| Written problem |
Return the listing below verbatim. Pictures do not belong in the copy.

| Data listing |

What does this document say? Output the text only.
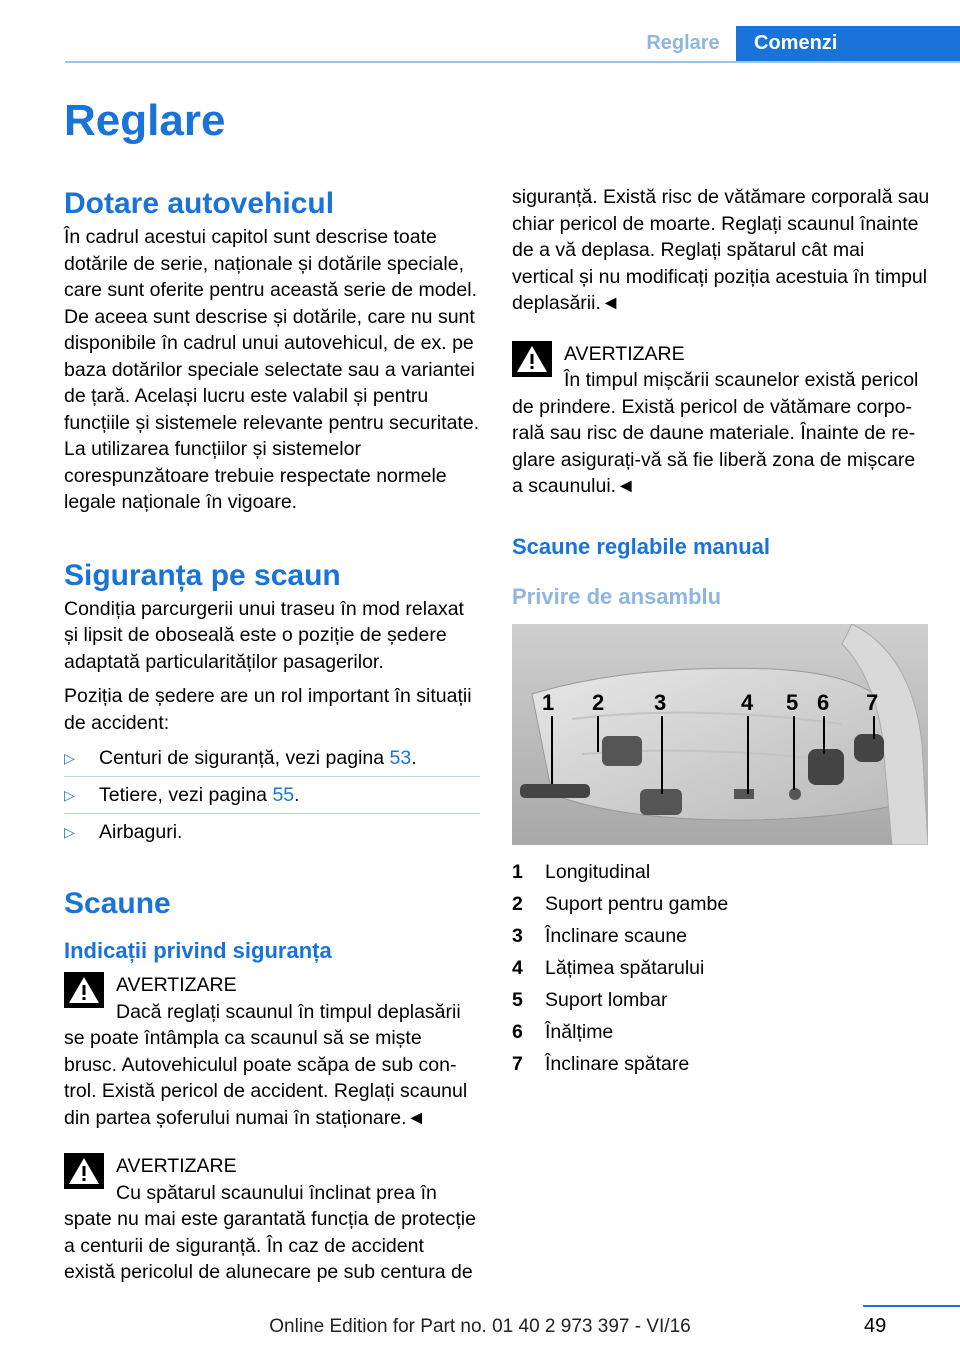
Reglare	Comenzi
Reglare
Dotare autovehicul

În cadrul acestui capitol sunt descrise toate dotările de serie, naționale și dotările speciale, care sunt oferite pentru această serie de model. De aceea sunt descrise și dotările, care nu sunt disponibile în cadrul unui autovehicul, de ex. pe baza dotărilor speciale selectate sau a variantei de țară. Același lucru este valabil și pentru funcțiile și sistemele relevante pentru securitate. La utilizarea funcțiilor și sistemelor corespunzătoare trebuie respectate normele legale naționale în vigoare.

Siguranța pe scaun

Condiția parcurgerii unui traseu în mod relaxat și lipsit de oboseală este o poziție de ședere adaptată particularităților pasagerilor.

Poziția de ședere are un rol important în situații de accident:

▷ Centuri de siguranță, vezi pagina 53.
▷ Tetiere, vezi pagina 55.
▷ Airbaguri.
Scaune
Indicații privind siguranța
AVERTIZARE
Dacă reglați scaunul în timpul deplasării se poate întâmpla ca scaunul să se miște brusc. Autovehiculul poate scăpa de sub control. Există pericol de accident. Reglați scaunul din partea șoferului numai în staționare.◄
AVERTIZARE
Cu spătarul scaunului înclinat prea în spate nu mai este garantată funcția de protecție a centurii de siguranță. În caz de accident există pericolul de alunecare pe sub centura de

siguranță. Există risc de vătămare corporală sau chiar pericol de moarte. Reglați scaunul înainte de a vă deplasa. Reglați spătarul cât mai vertical și nu modificați poziția acestuia în timpul deplasării.◄

AVERTIZARE
În timpul mișcării scaunelor există pericol de prindere. Există pericol de vătămare corporală sau risc de daune materiale. Înainte de reglare asigurați-vă să fie liberă zona de mișcare a scaunului.◄
Scaune reglabile manual
Privire de ansamblu
1 2 3	4 5 6 7
1	Longitudinal
2	Suport pentru gambe
3	Înclinare scaune
4	Lățimea spătarului
5	Suport lombar
6	Înălțime
7	Înclinare spătare
49
Online Edition for Part no. 01 40 2 973 397 - VI/16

| Correct response |
What does this document say? Output the text only.
Reglare	Comenzi
Reglare
Dotare autovehicul

În cadrul acestui capitol sunt descrise toate dotările de serie, naționale și dotările speciale, care sunt oferite pentru această serie de model. De aceea sunt descrise și dotările, care nu sunt disponibile în cadrul unui autovehicul, de ex. pe baza dotărilor speciale selectate sau a variantei de țară. Același lucru este valabil și pentru funcțiile și sistemele relevante pentru securitate. La utilizarea funcțiilor și sistemelor corespunzătoare trebuie respectate normele legale naționale în vigoare.

Siguranța pe scaun

Condiția parcurgerii unui traseu în mod relaxat și lipsit de oboseală este o poziție de ședere adaptată particularităților pasagerilor.

Poziția de ședere are un rol important în situații de accident:

▷ Centuri de siguranță, vezi pagina 53.
▷ Tetiere, vezi pagina 55.
▷ Airbaguri.
Scaune
Indicații privind siguranța
AVERTIZARE
Dacă reglați scaunul în timpul deplasării se poate întâmpla ca scaunul să se miște brusc. Autovehiculul poate scăpa de sub control. Există pericol de accident. Reglați scaunul din partea șoferului numai în staționare.◄
AVERTIZARE
Cu spătarul scaunului înclinat prea în spate nu mai este garantată funcția de protecție a centurii de siguranță. În caz de accident există pericolul de alunecare pe sub centura de

siguranță. Există risc de vătămare corporală sau chiar pericol de moarte. Reglați scaunul înainte de a vă deplasa. Reglați spătarul cât mai vertical și nu modificați poziția acestuia în timpul deplasării.◄

AVERTIZARE
În timpul mișcării scaunelor există pericol de prindere. Există pericol de vătămare corporală sau risc de daune materiale. Înainte de reglare asigurați-vă să fie liberă zona de mișcare a scaunului.◄
Scaune reglabile manual
Privire de ansamblu
1 2 3	4 5 6 7
1	Longitudinal
2	Suport pentru gambe
3	Înclinare scaune
4	Lățimea spătarului
5	Suport lombar
6	Înălțime
7	Înclinare spătare
49
Online Edition for Part no. 01 40 2 973 397 - VI/16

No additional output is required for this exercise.